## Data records

========================================================================

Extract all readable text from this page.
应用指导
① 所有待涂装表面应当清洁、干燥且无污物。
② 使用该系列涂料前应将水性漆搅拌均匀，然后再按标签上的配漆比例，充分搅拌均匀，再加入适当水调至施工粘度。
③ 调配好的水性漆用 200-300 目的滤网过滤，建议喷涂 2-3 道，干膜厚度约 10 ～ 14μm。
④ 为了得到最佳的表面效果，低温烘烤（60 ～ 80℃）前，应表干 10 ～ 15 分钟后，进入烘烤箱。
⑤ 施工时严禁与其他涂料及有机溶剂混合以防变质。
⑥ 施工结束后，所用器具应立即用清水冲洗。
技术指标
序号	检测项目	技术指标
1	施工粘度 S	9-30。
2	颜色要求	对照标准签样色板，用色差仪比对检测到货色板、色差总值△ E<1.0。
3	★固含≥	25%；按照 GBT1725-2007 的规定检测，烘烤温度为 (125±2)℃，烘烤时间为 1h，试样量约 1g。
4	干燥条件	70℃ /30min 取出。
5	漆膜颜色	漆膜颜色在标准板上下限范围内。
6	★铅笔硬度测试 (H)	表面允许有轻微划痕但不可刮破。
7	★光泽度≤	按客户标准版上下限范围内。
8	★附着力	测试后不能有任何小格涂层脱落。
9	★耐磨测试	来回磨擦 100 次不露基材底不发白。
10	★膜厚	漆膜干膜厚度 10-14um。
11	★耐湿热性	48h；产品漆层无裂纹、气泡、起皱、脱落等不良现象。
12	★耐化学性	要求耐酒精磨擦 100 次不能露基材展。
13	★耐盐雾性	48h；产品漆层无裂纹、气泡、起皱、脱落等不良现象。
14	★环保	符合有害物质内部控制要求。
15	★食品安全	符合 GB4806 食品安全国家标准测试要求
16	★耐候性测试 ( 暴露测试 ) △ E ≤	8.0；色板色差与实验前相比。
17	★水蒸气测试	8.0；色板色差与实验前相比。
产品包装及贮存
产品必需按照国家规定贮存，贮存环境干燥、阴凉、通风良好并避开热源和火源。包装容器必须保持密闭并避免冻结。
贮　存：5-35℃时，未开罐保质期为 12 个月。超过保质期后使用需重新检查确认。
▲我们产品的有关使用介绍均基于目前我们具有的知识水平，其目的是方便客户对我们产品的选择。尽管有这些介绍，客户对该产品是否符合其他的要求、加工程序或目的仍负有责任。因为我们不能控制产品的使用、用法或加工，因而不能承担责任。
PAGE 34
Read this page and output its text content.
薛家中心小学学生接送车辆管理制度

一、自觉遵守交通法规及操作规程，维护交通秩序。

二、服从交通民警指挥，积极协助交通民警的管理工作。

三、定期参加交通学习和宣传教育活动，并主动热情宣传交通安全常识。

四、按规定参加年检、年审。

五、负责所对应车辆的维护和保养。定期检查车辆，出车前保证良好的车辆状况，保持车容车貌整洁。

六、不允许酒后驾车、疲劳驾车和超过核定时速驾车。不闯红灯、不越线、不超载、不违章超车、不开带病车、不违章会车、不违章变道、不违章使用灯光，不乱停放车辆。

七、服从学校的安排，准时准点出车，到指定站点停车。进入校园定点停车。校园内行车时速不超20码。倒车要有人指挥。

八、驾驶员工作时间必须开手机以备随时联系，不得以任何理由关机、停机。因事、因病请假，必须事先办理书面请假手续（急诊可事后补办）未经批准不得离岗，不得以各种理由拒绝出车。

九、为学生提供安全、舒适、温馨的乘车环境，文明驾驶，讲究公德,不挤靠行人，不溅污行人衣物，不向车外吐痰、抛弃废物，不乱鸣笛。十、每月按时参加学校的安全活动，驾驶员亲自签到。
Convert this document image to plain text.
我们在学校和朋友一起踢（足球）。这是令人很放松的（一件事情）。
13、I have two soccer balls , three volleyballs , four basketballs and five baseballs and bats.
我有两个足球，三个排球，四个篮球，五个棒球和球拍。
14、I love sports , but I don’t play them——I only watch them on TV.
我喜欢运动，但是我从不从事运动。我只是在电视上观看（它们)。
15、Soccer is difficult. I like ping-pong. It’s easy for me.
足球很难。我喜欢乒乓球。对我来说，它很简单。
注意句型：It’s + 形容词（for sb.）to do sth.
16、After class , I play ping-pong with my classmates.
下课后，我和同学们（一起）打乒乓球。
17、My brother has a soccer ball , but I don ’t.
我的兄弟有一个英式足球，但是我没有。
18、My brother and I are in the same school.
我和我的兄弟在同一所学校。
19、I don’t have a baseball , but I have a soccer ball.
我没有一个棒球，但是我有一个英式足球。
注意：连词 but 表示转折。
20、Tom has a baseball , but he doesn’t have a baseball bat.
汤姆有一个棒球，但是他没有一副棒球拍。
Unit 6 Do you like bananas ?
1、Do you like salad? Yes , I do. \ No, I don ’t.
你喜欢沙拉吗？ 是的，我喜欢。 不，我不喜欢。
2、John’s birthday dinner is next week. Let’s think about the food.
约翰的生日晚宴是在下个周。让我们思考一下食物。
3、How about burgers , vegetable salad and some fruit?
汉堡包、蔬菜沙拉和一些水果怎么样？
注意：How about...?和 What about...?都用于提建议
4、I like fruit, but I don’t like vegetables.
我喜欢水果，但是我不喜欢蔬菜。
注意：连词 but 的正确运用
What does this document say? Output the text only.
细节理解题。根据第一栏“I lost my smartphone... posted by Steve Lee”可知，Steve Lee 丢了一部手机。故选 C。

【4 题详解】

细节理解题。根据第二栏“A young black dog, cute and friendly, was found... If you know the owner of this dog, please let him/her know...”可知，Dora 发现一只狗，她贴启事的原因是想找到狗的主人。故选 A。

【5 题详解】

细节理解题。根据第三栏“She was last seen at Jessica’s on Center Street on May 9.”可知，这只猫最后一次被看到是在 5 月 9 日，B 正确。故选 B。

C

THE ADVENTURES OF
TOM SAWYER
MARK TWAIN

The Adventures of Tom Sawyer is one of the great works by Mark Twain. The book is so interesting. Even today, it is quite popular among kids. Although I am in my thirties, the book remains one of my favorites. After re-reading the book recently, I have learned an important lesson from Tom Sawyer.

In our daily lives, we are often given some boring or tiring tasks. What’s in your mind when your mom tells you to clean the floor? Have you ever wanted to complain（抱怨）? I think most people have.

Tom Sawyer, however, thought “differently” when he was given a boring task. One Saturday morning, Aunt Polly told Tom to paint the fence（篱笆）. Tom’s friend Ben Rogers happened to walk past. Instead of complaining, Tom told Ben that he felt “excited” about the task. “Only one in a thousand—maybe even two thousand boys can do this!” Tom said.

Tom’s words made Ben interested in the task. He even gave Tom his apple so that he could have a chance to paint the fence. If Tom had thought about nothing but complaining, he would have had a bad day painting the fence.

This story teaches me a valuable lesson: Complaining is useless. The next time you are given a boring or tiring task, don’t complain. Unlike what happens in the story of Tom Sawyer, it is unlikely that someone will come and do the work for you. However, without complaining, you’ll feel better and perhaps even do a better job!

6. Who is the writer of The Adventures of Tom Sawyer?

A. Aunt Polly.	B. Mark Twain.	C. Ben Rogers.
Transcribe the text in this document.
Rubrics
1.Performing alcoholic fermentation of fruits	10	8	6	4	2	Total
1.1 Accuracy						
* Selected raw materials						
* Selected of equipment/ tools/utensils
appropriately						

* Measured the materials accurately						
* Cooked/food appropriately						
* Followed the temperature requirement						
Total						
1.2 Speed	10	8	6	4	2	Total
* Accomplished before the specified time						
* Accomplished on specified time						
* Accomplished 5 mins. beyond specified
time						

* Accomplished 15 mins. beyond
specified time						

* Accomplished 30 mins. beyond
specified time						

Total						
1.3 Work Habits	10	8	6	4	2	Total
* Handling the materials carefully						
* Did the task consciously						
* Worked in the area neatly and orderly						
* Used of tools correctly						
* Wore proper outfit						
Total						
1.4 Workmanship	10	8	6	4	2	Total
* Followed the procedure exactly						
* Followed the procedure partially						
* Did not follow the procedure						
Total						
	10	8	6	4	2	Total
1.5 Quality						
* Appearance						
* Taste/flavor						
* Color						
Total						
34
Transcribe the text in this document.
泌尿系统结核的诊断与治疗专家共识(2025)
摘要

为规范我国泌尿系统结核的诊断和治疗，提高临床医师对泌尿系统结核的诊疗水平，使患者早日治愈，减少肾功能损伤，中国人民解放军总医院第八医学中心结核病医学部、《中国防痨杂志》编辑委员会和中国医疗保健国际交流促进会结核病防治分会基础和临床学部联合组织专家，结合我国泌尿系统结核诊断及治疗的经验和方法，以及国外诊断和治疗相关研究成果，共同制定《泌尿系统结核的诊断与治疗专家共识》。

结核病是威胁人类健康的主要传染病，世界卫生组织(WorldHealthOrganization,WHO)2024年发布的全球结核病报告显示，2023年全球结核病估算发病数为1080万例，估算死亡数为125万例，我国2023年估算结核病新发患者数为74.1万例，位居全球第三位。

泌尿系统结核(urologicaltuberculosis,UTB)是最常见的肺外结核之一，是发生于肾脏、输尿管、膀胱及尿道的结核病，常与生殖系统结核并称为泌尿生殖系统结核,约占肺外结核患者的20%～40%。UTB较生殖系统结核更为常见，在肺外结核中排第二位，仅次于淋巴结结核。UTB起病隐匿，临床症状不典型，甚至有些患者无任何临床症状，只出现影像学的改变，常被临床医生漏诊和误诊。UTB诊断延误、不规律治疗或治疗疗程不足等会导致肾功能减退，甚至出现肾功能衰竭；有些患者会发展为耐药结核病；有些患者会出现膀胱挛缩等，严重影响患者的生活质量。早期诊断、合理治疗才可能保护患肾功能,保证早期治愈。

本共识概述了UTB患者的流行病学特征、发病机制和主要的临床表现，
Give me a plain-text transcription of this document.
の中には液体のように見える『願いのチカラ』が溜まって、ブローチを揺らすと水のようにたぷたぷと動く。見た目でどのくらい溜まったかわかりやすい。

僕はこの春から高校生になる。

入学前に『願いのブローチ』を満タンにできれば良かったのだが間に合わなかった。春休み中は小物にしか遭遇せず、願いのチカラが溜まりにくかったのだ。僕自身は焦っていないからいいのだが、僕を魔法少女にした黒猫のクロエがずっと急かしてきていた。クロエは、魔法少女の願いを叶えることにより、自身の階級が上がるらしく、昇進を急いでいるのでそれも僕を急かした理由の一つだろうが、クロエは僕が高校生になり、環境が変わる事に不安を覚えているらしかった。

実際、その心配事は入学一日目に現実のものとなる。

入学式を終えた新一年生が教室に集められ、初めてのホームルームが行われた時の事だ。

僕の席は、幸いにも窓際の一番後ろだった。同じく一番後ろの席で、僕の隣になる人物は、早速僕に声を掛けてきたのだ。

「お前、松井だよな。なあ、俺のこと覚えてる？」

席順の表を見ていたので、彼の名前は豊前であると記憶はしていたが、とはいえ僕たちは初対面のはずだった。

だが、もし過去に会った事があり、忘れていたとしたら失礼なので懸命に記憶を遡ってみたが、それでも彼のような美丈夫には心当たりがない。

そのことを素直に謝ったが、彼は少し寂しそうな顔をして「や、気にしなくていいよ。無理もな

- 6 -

========================================================================

## PROBLEM
Copy out all lines from the material above that contain the string "产品漆层无裂纹".

## FULL OUTPUT
11	★耐湿热性	48h；产品漆层无裂纹、气泡、起皱、脱落等不良现象。
13	★耐盐雾性	48h；产品漆层无裂纹、气泡、起皱、脱落等不良现象。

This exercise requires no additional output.